EXERCISE TASK
Reading the listing below, count the lines that contain the word "семей" and give that count alone.

** begin DATA LINES **

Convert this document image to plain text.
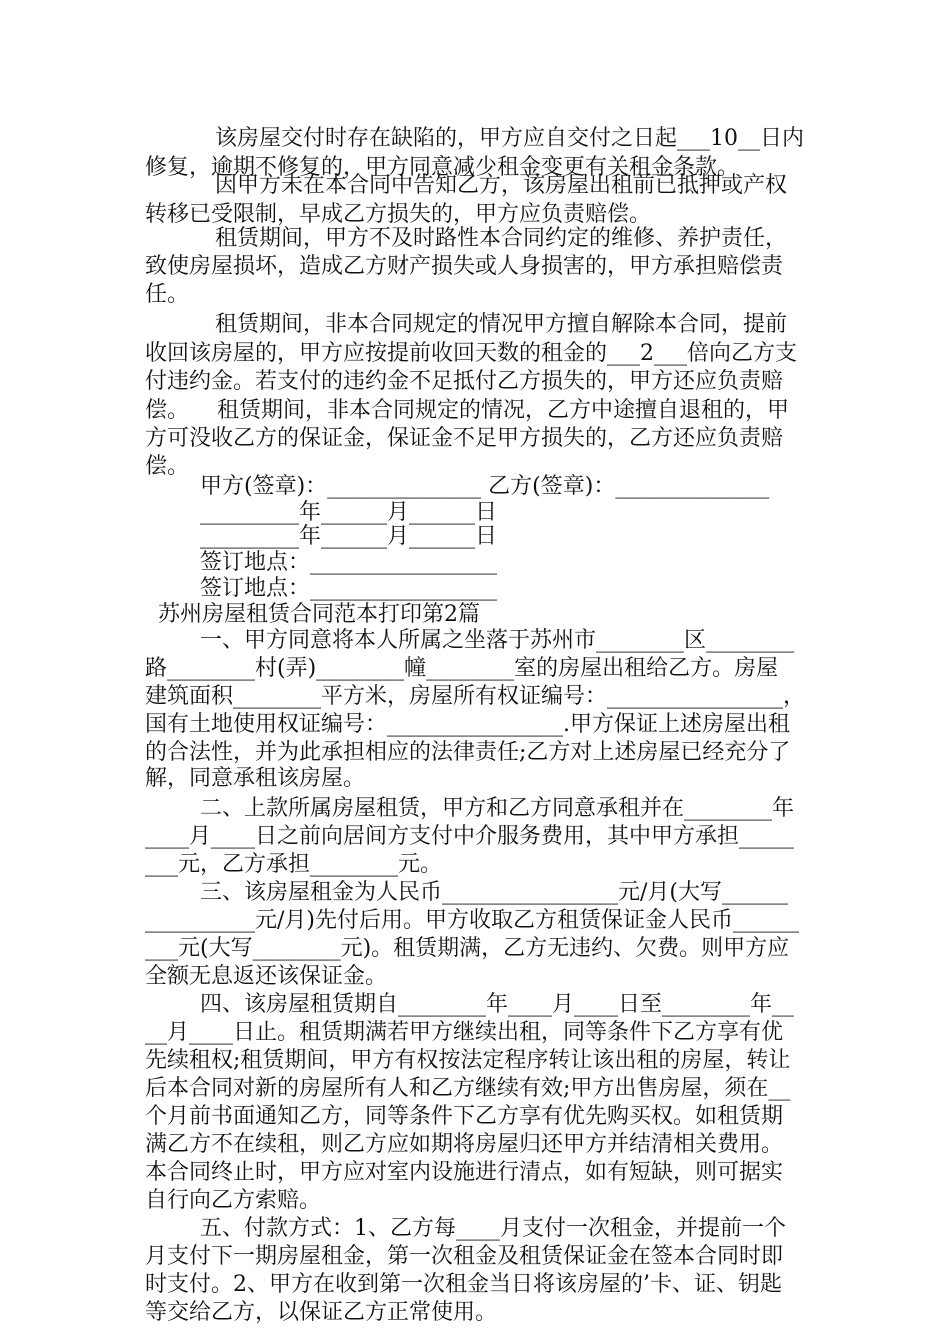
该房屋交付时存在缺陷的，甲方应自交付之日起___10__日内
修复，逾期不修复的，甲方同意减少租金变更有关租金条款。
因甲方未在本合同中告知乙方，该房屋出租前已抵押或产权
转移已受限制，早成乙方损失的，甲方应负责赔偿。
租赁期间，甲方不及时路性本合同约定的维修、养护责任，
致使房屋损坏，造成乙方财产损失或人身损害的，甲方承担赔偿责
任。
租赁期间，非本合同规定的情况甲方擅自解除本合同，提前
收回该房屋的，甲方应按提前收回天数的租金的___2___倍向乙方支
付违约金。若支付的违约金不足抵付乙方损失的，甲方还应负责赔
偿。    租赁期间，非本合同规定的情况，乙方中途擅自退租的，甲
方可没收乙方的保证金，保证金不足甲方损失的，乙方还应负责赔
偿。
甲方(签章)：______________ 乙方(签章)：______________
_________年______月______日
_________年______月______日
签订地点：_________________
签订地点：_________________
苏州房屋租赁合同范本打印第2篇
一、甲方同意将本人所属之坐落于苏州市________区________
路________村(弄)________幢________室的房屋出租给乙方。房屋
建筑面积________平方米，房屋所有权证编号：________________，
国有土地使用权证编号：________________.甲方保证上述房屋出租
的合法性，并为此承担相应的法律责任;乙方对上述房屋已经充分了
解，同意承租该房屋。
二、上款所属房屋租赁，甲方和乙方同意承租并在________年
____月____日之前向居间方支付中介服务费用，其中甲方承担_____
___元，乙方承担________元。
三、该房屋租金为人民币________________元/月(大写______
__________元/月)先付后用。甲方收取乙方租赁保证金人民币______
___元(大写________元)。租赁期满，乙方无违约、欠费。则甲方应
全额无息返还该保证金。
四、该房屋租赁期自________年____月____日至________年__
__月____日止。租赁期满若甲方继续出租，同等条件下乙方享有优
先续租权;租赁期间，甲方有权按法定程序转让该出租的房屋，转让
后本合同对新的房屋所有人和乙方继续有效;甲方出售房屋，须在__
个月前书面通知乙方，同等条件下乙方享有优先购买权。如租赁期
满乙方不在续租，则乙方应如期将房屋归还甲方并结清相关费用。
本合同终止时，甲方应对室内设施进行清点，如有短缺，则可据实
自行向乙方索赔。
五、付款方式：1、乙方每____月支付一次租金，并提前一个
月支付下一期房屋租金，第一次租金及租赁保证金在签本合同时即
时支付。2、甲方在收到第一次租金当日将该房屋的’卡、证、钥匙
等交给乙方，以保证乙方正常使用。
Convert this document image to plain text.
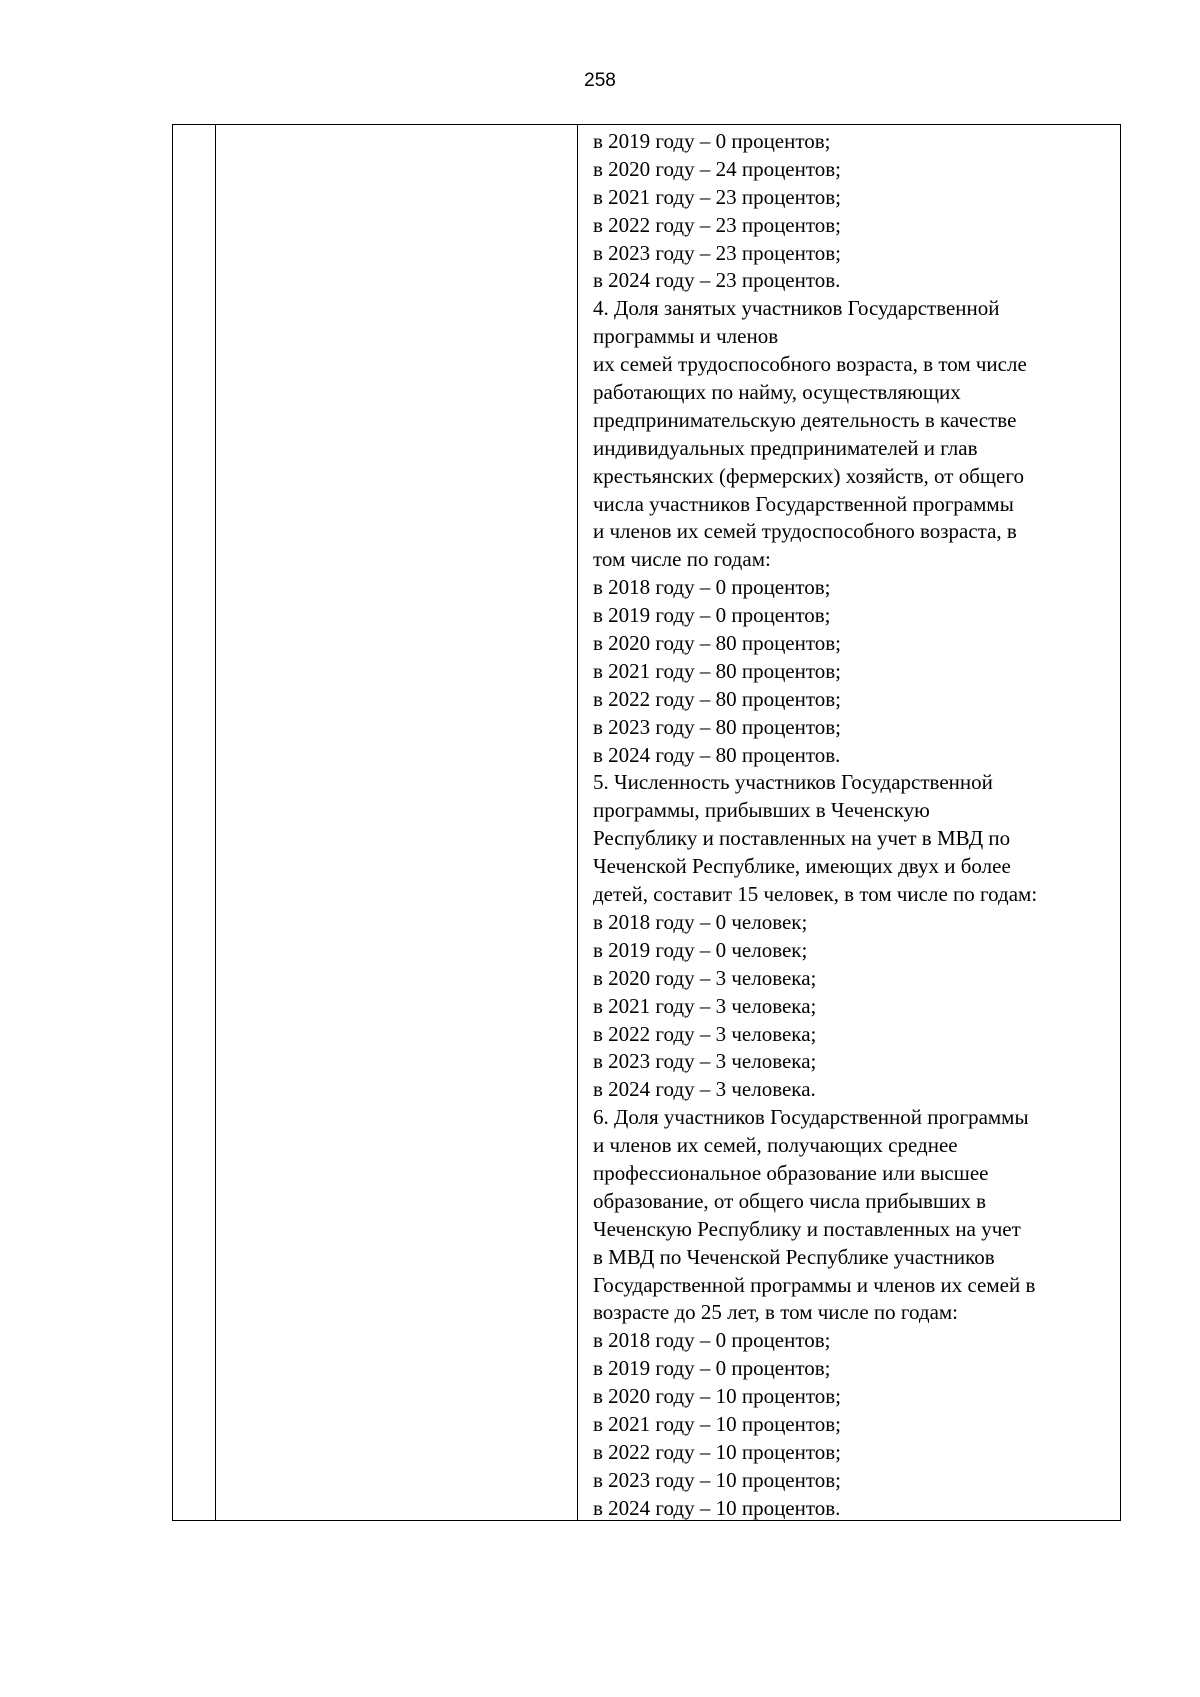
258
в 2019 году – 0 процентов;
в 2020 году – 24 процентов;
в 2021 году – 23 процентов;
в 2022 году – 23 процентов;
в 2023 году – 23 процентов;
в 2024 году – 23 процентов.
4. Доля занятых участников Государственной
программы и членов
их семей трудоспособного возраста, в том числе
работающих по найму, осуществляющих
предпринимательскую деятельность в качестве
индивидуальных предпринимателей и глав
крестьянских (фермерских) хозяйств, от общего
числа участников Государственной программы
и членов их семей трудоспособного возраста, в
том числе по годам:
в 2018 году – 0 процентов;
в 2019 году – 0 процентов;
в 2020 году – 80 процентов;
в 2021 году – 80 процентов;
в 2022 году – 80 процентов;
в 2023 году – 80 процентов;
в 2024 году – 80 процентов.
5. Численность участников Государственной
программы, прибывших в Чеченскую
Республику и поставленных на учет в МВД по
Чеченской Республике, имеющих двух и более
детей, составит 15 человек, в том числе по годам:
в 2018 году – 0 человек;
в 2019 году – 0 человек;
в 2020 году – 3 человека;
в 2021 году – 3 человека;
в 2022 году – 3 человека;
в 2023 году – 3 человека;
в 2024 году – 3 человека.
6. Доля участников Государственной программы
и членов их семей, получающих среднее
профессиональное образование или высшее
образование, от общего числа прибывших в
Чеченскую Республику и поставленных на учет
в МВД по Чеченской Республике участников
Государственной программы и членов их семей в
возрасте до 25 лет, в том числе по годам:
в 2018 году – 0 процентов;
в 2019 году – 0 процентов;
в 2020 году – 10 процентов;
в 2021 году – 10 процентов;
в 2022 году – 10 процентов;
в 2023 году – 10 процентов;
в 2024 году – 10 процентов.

** end DATA LINES **
** begin DATA LINES **

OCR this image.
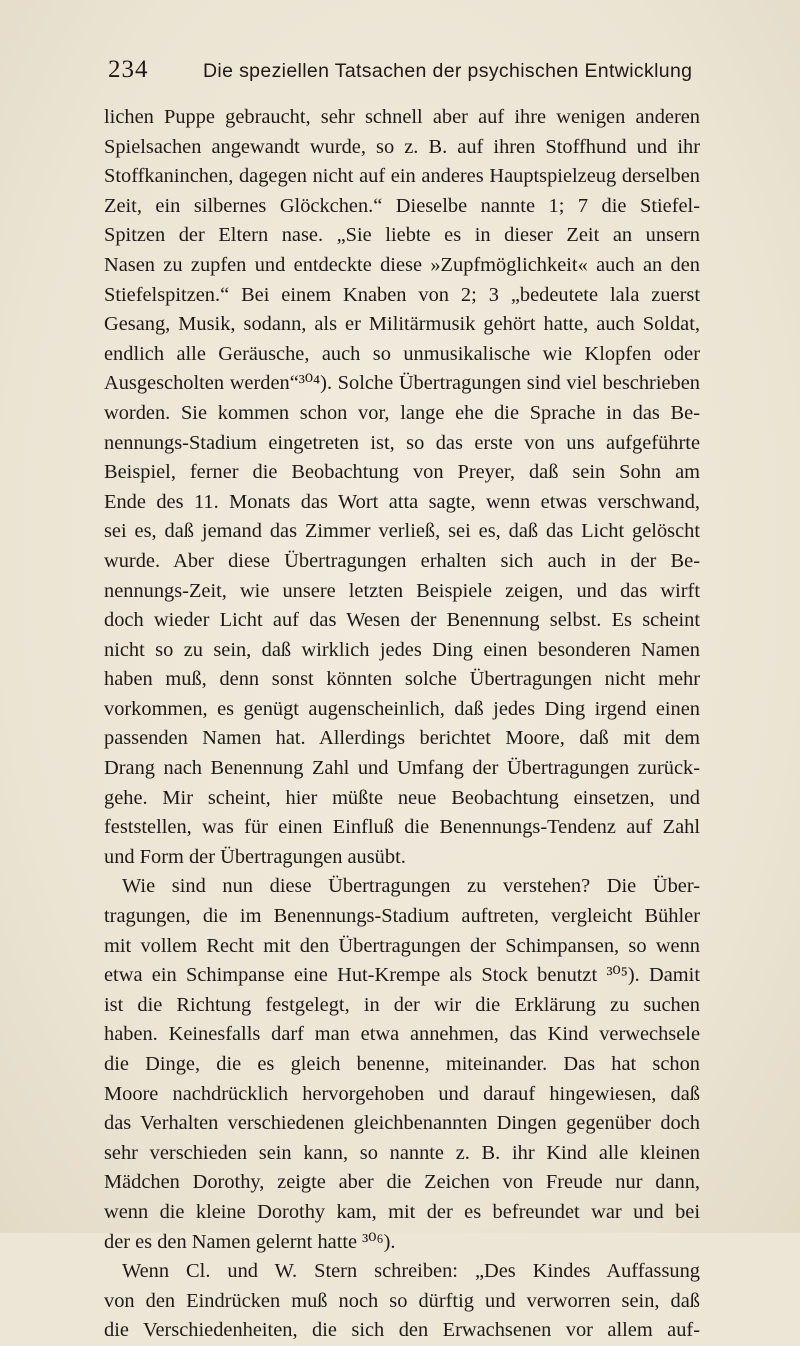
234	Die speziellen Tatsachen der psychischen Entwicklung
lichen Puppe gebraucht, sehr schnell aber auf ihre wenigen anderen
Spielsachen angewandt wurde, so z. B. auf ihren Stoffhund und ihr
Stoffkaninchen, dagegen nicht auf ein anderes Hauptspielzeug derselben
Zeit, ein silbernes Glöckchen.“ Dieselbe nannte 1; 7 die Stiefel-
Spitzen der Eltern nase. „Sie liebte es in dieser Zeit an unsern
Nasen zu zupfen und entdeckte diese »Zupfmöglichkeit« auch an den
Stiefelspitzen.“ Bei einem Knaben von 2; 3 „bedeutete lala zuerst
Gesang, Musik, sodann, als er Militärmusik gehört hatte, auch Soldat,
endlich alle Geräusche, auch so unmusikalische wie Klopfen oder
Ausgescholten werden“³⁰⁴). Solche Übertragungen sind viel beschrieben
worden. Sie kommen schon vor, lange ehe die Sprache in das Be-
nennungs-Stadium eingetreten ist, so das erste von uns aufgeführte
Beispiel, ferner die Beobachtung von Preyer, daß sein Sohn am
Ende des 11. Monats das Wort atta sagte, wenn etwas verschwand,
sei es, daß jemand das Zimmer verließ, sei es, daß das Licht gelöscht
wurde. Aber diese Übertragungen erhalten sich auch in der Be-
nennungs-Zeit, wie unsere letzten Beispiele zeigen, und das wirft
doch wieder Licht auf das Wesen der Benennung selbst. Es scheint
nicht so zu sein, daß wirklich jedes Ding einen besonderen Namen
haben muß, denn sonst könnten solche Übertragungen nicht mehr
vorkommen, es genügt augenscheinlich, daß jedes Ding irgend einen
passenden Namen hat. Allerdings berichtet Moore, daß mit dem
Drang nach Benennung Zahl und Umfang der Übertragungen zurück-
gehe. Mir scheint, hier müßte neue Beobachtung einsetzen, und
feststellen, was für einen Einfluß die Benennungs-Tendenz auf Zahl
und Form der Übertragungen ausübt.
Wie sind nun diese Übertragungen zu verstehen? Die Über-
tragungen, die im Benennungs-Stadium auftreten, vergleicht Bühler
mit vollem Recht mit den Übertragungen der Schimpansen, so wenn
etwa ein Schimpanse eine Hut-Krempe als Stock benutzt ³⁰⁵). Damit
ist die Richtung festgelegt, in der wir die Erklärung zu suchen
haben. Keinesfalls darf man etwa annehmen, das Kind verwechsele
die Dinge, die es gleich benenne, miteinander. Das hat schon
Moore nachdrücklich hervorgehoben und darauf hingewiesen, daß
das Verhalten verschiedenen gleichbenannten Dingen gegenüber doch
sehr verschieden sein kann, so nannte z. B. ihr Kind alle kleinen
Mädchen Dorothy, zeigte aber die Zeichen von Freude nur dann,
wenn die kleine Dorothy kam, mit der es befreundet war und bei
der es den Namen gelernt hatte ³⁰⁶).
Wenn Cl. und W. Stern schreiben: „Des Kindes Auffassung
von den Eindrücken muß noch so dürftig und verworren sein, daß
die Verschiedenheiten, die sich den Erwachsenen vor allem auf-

** end DATA LINES **

TASK OUTPUT
4